• **Items**:
★ ★ ★ ★ ★ ★ ★

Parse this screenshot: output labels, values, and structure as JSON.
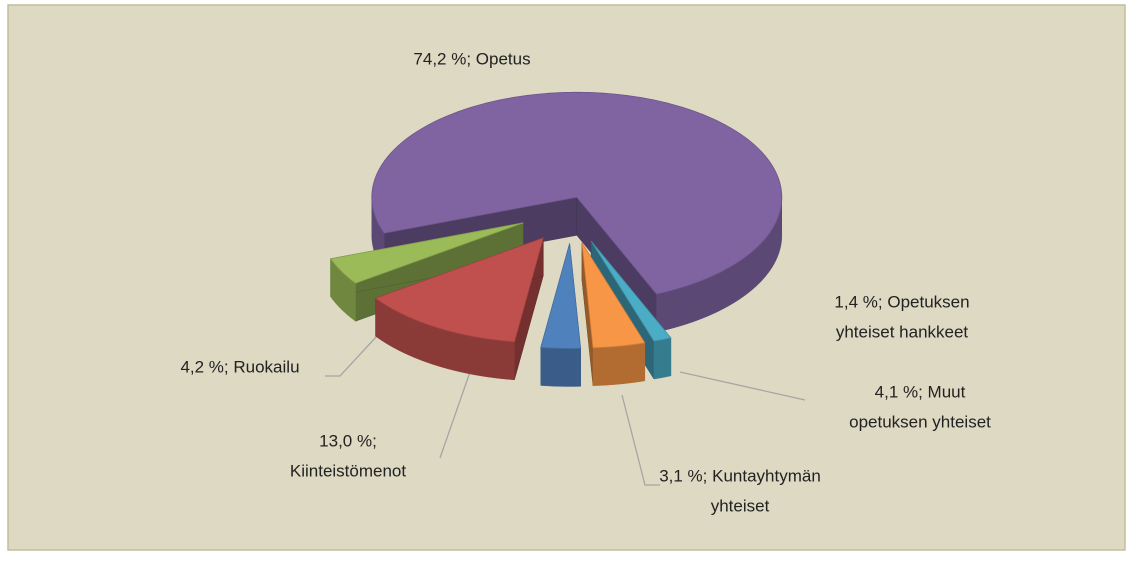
{
  "chart_data": {
    "type": "pie",
    "values": [
      74.2,
      1.4,
      4.1,
      3.1,
      13.0,
      4.2
    ],
    "data_labels": [
      [
        "74,2 %; Opetus"
      ],
      [
        "1,4 %; Opetuksen",
        "yhteiset hankkeet"
      ],
      [
        "4,1 %; Muut",
        "opetuksen yhteiset"
      ],
      [
        "3,1 %; Kuntayhtymän",
        "yhteiset"
      ],
      [
        "13,0 %;",
        "Kiinteistömenot"
      ],
      [
        "4,2 %; Ruokailu"
      ]
    ],
    "colors": [
      "#8064a2",
      "#4bacc6",
      "#f79646",
      "#4f81bd",
      "#c0504d",
      "#9bbb59"
    ]
  }
}
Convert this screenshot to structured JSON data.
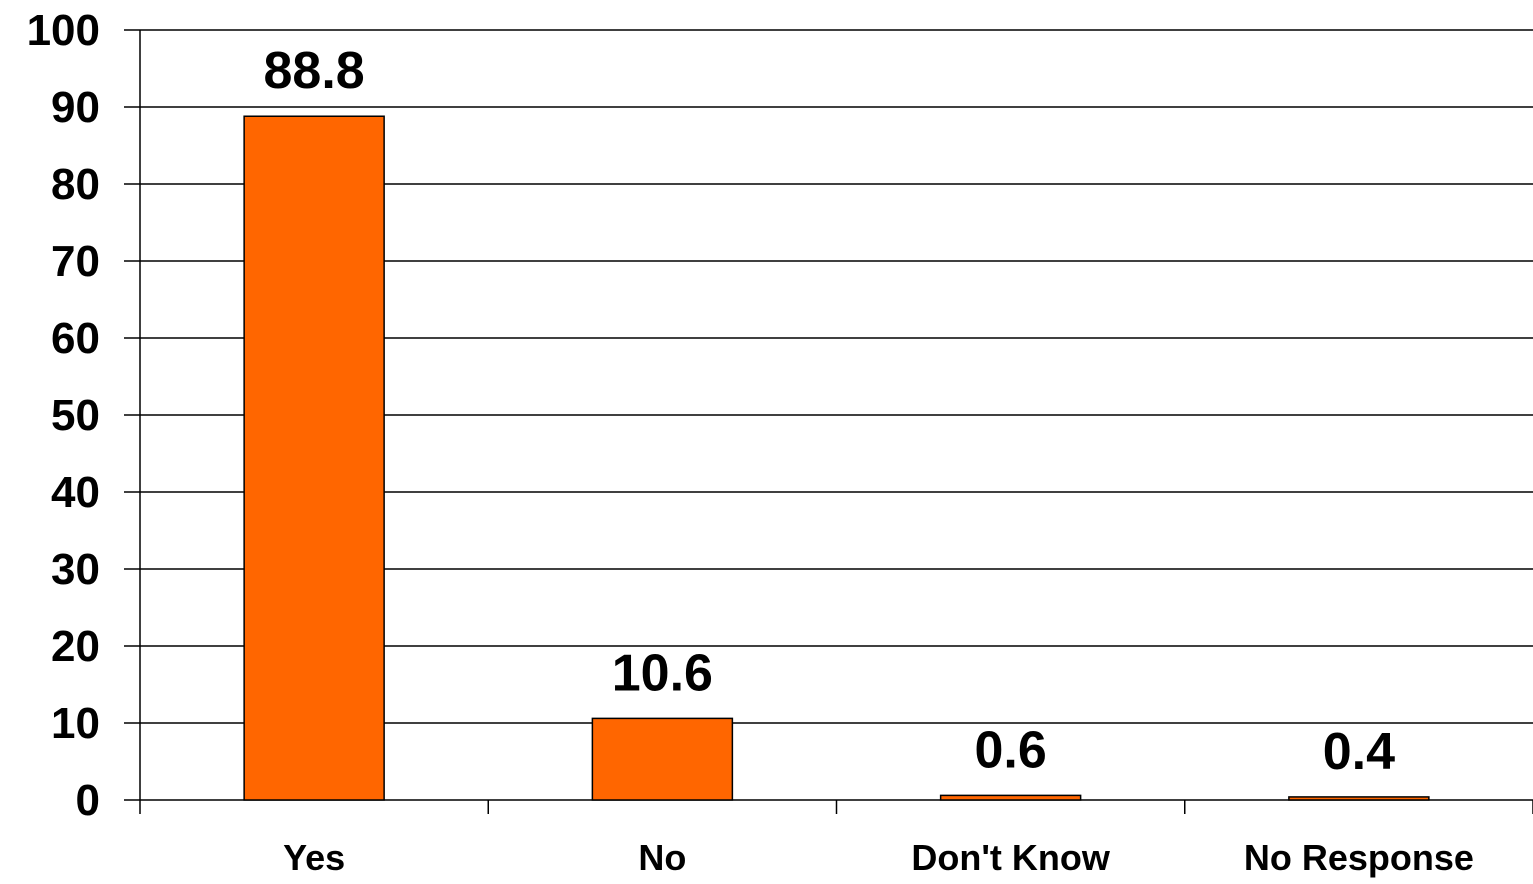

★ ★ ★ ★ ★ ★ ★

• **Short exercise**: Omit every picture, then repeat the remaining data exactly as it appears above.

• **Full output**:
Parse this screenshot: output labels, values, and structure as JSON.
{
  "chart_data": {
    "type": "pie",
    "values": [
      74.2,
      1.4,
      4.1,
      3.1,
      13.0,
      4.2
    ],
    "data_labels": [
      [
        "74,2 %; Opetus"
      ],
      [
        "1,4 %; Opetuksen",
        "yhteiset hankkeet"
      ],
      [
        "4,1 %; Muut",
        "opetuksen yhteiset"
      ],
      [
        "3,1 %; Kuntayhtymän",
        "yhteiset"
      ],
      [
        "13,0 %;",
        "Kiinteistömenot"
      ],
      [
        "4,2 %; Ruokailu"
      ]
    ],
    "colors": [
      "#8064a2",
      "#4bacc6",
      "#f79646",
      "#4f81bd",
      "#c0504d",
      "#9bbb59"
    ]
  }
}
Convert this screenshot to structured JSON data.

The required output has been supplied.